• [What the task asks]:
Only a number is wanted: the count of lines in this listing that contain "玩转数学".

• [Data for this exercise]:
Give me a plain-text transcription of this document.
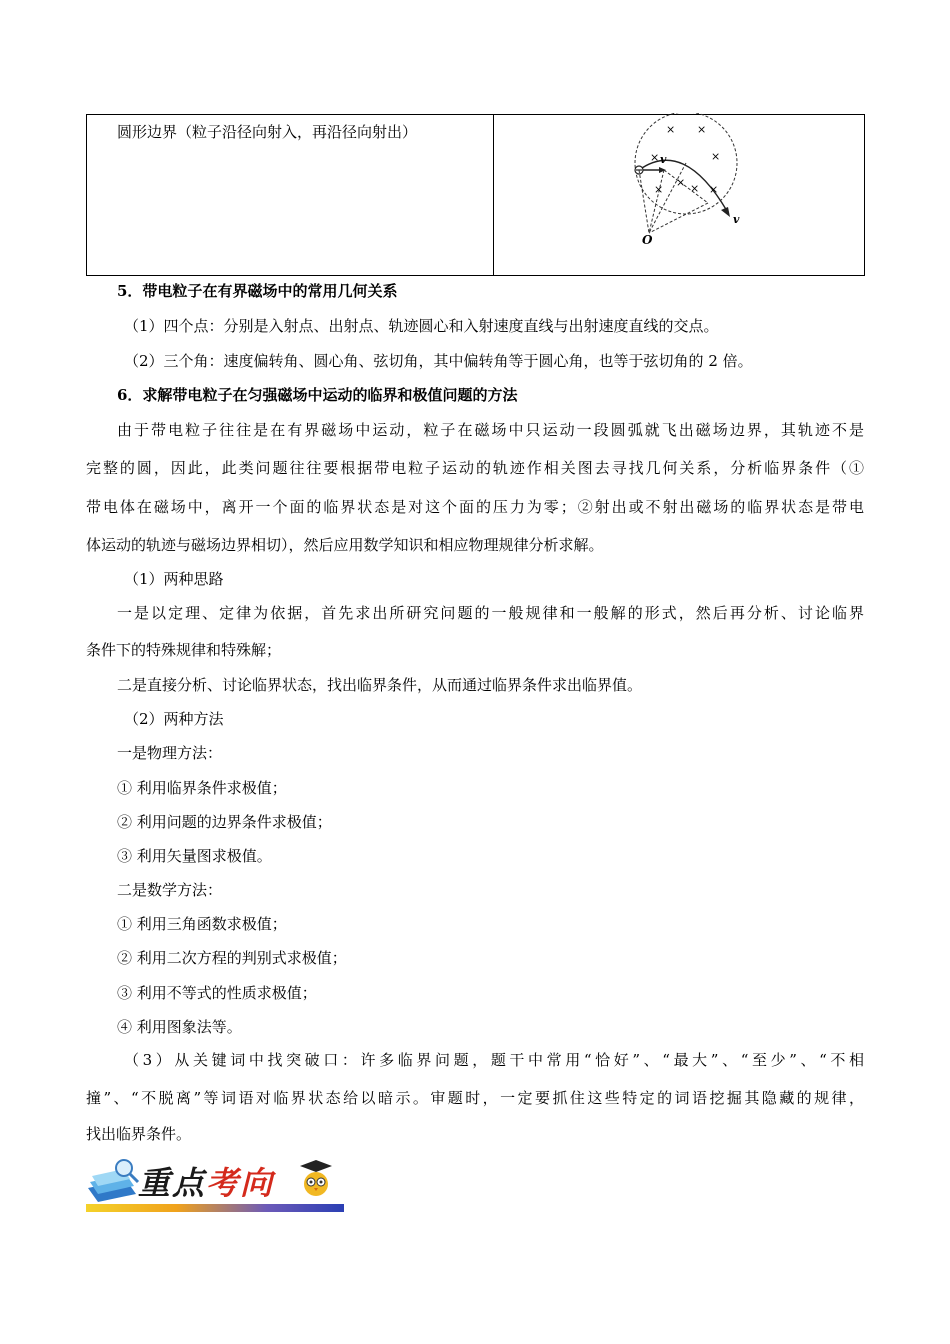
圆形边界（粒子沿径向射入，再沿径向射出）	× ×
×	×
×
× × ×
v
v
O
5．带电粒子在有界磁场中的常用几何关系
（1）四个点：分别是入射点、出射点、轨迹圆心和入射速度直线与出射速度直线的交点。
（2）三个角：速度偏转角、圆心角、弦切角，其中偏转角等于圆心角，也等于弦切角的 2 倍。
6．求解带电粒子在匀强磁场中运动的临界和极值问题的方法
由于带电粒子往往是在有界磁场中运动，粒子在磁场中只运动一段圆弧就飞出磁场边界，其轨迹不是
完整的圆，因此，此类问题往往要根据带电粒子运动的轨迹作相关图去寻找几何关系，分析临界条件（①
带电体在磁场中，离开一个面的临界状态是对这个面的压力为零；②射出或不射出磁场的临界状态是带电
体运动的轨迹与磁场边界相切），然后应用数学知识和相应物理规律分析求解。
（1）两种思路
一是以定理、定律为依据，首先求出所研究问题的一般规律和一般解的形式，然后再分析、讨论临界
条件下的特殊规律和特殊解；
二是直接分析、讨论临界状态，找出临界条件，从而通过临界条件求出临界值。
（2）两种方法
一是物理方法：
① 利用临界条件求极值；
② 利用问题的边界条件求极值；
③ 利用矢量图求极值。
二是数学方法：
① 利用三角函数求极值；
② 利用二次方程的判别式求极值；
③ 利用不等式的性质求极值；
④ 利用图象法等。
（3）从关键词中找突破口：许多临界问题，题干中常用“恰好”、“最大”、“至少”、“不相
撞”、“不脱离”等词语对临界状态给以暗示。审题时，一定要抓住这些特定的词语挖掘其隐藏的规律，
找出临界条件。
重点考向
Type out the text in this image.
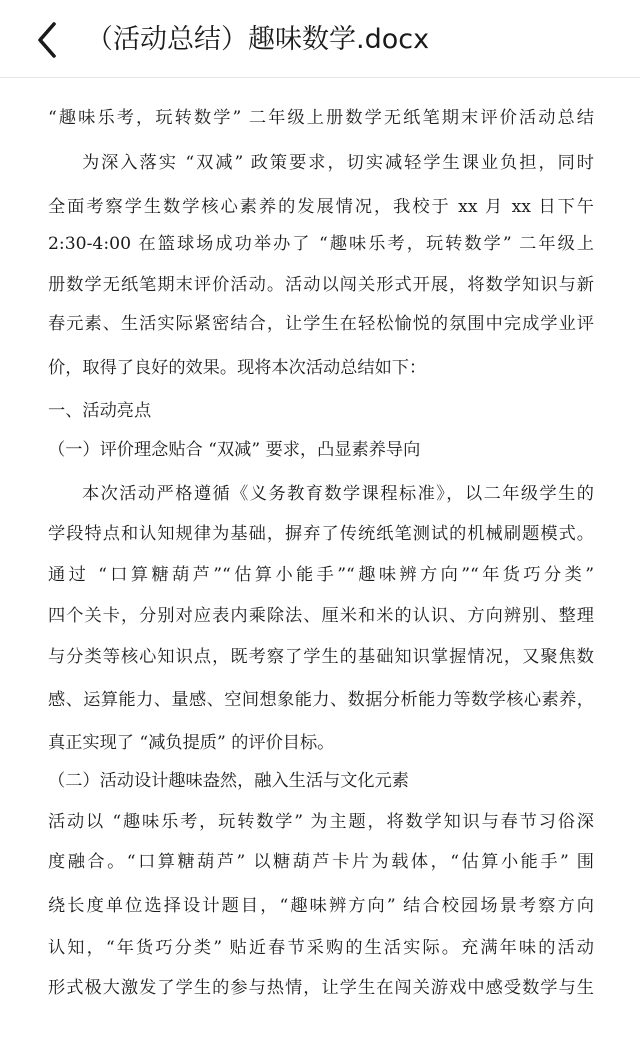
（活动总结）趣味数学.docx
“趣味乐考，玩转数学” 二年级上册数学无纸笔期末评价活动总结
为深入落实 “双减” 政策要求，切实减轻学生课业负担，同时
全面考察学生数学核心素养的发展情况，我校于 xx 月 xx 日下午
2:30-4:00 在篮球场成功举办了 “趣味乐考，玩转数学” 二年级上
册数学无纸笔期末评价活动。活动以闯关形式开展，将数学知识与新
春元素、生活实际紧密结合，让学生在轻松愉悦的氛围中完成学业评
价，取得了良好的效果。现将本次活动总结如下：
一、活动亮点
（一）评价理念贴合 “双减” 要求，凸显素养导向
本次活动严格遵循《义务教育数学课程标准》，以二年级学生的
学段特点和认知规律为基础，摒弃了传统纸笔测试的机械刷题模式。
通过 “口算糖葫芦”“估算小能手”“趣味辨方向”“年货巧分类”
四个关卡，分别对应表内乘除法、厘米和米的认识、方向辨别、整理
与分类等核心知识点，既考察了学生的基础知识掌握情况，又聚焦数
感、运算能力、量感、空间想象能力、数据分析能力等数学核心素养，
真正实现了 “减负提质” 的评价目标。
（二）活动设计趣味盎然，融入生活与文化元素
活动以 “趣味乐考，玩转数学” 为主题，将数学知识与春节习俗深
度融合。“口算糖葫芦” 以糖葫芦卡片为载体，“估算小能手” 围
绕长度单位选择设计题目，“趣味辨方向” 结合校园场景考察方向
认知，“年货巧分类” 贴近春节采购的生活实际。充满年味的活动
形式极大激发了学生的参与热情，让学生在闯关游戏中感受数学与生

• [Task output]:
3